**AIM OF THE TASK:**
From the entries below, gather every line containing the string "values".

**EXTRACTED INFORMATION:**
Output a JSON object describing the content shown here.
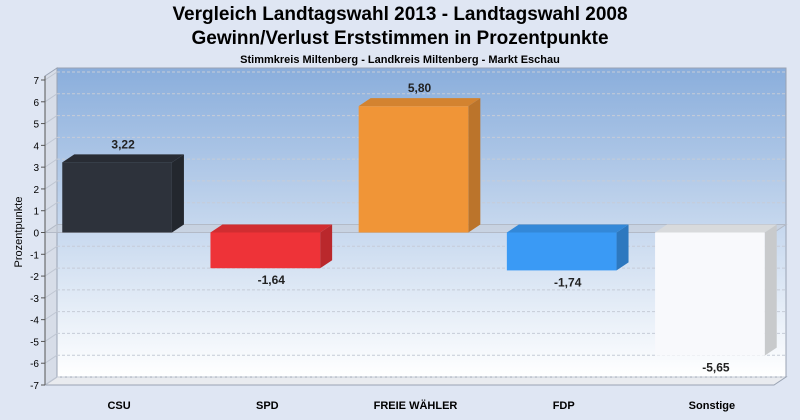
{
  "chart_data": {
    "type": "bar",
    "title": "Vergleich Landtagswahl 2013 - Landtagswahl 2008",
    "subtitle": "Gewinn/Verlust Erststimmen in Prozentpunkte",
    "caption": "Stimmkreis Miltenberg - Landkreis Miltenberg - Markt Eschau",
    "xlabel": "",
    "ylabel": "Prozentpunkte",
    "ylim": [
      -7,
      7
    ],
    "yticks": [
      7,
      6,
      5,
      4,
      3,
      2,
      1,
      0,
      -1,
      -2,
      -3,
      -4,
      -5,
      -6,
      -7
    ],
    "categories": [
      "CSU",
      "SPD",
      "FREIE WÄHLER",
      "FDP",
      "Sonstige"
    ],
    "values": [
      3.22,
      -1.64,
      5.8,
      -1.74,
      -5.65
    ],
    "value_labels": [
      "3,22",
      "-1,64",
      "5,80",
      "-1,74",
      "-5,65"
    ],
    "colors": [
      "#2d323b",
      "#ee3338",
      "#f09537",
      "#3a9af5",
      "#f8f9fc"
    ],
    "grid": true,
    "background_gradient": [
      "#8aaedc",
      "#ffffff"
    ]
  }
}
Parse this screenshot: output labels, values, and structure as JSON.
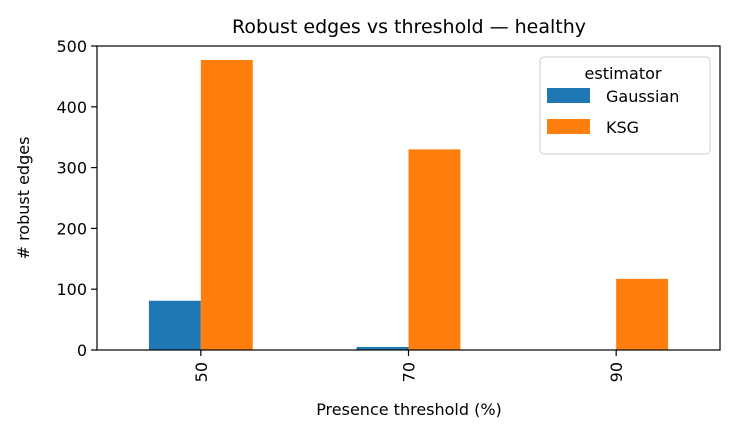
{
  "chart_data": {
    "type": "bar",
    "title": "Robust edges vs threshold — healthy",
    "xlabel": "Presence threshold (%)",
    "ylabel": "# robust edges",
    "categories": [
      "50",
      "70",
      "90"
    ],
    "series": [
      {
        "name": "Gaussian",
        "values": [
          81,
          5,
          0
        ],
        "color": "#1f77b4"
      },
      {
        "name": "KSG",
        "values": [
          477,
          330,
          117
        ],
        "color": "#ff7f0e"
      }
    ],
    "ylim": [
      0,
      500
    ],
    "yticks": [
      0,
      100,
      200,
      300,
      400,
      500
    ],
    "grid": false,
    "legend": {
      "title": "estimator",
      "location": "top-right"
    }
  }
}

**FINAL ANSWER:**
    "values": [
Parse this screenshot: output labels, values, and structure as JSON.
        "values": [
        "values": [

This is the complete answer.